**Given instruction**
Present the following data again exactly as it is shown.

[Dataset entries]
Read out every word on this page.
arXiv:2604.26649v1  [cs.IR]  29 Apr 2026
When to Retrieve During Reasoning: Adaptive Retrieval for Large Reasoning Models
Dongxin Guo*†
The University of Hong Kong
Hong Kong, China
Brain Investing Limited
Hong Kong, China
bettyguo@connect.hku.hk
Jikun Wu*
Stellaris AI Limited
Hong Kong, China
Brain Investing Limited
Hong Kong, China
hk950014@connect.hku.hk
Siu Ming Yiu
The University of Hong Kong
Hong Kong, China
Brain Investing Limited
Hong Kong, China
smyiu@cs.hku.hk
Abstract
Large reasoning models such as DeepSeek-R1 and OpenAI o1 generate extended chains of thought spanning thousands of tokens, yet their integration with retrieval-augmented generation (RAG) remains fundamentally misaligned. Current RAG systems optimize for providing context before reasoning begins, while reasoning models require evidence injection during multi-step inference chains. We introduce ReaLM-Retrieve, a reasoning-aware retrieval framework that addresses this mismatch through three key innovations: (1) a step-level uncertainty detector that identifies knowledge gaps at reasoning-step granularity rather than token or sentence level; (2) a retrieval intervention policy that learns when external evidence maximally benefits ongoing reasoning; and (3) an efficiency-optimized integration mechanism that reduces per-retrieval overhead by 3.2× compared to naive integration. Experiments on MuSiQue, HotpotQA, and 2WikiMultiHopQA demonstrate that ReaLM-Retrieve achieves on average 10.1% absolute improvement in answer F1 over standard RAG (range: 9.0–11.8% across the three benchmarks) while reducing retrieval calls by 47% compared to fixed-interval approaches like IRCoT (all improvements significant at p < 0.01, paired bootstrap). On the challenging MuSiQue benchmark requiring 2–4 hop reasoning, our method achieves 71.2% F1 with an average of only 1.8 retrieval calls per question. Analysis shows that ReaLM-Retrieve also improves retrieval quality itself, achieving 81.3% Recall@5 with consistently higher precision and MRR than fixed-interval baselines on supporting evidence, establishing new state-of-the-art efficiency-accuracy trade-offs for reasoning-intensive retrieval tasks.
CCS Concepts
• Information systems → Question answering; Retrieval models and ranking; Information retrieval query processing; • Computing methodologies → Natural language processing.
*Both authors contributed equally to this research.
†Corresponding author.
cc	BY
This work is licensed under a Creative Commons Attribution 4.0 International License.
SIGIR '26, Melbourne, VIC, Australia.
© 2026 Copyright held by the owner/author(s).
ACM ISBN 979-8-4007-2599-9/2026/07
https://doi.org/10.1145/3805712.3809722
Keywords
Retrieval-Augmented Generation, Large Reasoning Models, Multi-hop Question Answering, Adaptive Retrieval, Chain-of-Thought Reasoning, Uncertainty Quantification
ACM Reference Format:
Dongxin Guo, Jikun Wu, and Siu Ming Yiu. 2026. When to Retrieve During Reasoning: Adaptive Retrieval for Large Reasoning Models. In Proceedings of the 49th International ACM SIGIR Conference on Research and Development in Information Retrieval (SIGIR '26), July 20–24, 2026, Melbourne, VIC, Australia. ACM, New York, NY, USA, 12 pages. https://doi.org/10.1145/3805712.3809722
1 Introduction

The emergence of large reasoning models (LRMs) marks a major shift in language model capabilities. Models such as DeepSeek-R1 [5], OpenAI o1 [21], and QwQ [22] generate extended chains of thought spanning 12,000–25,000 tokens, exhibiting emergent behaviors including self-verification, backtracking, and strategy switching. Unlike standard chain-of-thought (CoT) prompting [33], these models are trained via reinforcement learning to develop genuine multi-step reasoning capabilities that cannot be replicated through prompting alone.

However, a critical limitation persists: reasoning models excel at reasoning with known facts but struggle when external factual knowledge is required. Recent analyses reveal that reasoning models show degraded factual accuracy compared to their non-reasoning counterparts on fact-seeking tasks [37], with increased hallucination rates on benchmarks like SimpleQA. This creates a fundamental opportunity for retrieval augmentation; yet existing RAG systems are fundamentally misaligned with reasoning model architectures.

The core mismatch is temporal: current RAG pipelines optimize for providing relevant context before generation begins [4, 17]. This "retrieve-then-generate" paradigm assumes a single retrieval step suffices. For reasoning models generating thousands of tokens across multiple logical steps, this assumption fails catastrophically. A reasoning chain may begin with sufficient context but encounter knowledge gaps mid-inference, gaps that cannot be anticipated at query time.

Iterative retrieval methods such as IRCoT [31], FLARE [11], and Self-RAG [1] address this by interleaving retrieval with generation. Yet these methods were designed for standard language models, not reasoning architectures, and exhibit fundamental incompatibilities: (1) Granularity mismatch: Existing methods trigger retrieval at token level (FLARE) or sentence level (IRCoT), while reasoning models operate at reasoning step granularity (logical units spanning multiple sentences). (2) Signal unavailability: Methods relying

**Solved exercise**
Read out every word on this page.
arXiv:2604.26649v1  [cs.IR]  29 Apr 2026
When to Retrieve During Reasoning: Adaptive Retrieval for Large Reasoning Models
Dongxin Guo*†
The University of Hong Kong
Hong Kong, China
Brain Investing Limited
Hong Kong, China
bettyguo@connect.hku.hk
Jikun Wu*
Stellaris AI Limited
Hong Kong, China
Brain Investing Limited
Hong Kong, China
hk950014@connect.hku.hk
Siu Ming Yiu
The University of Hong Kong
Hong Kong, China
Brain Investing Limited
Hong Kong, China
smyiu@cs.hku.hk
Abstract
Large reasoning models such as DeepSeek-R1 and OpenAI o1 generate extended chains of thought spanning thousands of tokens, yet their integration with retrieval-augmented generation (RAG) remains fundamentally misaligned. Current RAG systems optimize for providing context before reasoning begins, while reasoning models require evidence injection during multi-step inference chains. We introduce ReaLM-Retrieve, a reasoning-aware retrieval framework that addresses this mismatch through three key innovations: (1) a step-level uncertainty detector that identifies knowledge gaps at reasoning-step granularity rather than token or sentence level; (2) a retrieval intervention policy that learns when external evidence maximally benefits ongoing reasoning; and (3) an efficiency-optimized integration mechanism that reduces per-retrieval overhead by 3.2× compared to naive integration. Experiments on MuSiQue, HotpotQA, and 2WikiMultiHopQA demonstrate that ReaLM-Retrieve achieves on average 10.1% absolute improvement in answer F1 over standard RAG (range: 9.0–11.8% across the three benchmarks) while reducing retrieval calls by 47% compared to fixed-interval approaches like IRCoT (all improvements significant at p < 0.01, paired bootstrap). On the challenging MuSiQue benchmark requiring 2–4 hop reasoning, our method achieves 71.2% F1 with an average of only 1.8 retrieval calls per question. Analysis shows that ReaLM-Retrieve also improves retrieval quality itself, achieving 81.3% Recall@5 with consistently higher precision and MRR than fixed-interval baselines on supporting evidence, establishing new state-of-the-art efficiency-accuracy trade-offs for reasoning-intensive retrieval tasks.
CCS Concepts
• Information systems → Question answering; Retrieval models and ranking; Information retrieval query processing; • Computing methodologies → Natural language processing.
*Both authors contributed equally to this research.
†Corresponding author.
cc	BY
This work is licensed under a Creative Commons Attribution 4.0 International License.
SIGIR '26, Melbourne, VIC, Australia.
© 2026 Copyright held by the owner/author(s).
ACM ISBN 979-8-4007-2599-9/2026/07
https://doi.org/10.1145/3805712.3809722
Keywords
Retrieval-Augmented Generation, Large Reasoning Models, Multi-hop Question Answering, Adaptive Retrieval, Chain-of-Thought Reasoning, Uncertainty Quantification
ACM Reference Format:
Dongxin Guo, Jikun Wu, and Siu Ming Yiu. 2026. When to Retrieve During Reasoning: Adaptive Retrieval for Large Reasoning Models. In Proceedings of the 49th International ACM SIGIR Conference on Research and Development in Information Retrieval (SIGIR '26), July 20–24, 2026, Melbourne, VIC, Australia. ACM, New York, NY, USA, 12 pages. https://doi.org/10.1145/3805712.3809722
1 Introduction

The emergence of large reasoning models (LRMs) marks a major shift in language model capabilities. Models such as DeepSeek-R1 [5], OpenAI o1 [21], and QwQ [22] generate extended chains of thought spanning 12,000–25,000 tokens, exhibiting emergent behaviors including self-verification, backtracking, and strategy switching. Unlike standard chain-of-thought (CoT) prompting [33], these models are trained via reinforcement learning to develop genuine multi-step reasoning capabilities that cannot be replicated through prompting alone.

However, a critical limitation persists: reasoning models excel at reasoning with known facts but struggle when external factual knowledge is required. Recent analyses reveal that reasoning models show degraded factual accuracy compared to their non-reasoning counterparts on fact-seeking tasks [37], with increased hallucination rates on benchmarks like SimpleQA. This creates a fundamental opportunity for retrieval augmentation; yet existing RAG systems are fundamentally misaligned with reasoning model architectures.

The core mismatch is temporal: current RAG pipelines optimize for providing relevant context before generation begins [4, 17]. This "retrieve-then-generate" paradigm assumes a single retrieval step suffices. For reasoning models generating thousands of tokens across multiple logical steps, this assumption fails catastrophically. A reasoning chain may begin with sufficient context but encounter knowledge gaps mid-inference, gaps that cannot be anticipated at query time.

Iterative retrieval methods such as IRCoT [31], FLARE [11], and Self-RAG [1] address this by interleaving retrieval with generation. Yet these methods were designed for standard language models, not reasoning architectures, and exhibit fundamental incompatibilities: (1) Granularity mismatch: Existing methods trigger retrieval at token level (FLARE) or sentence level (IRCoT), while reasoning models operate at reasoning step granularity (logical units spanning multiple sentences). (2) Signal unavailability: Methods relying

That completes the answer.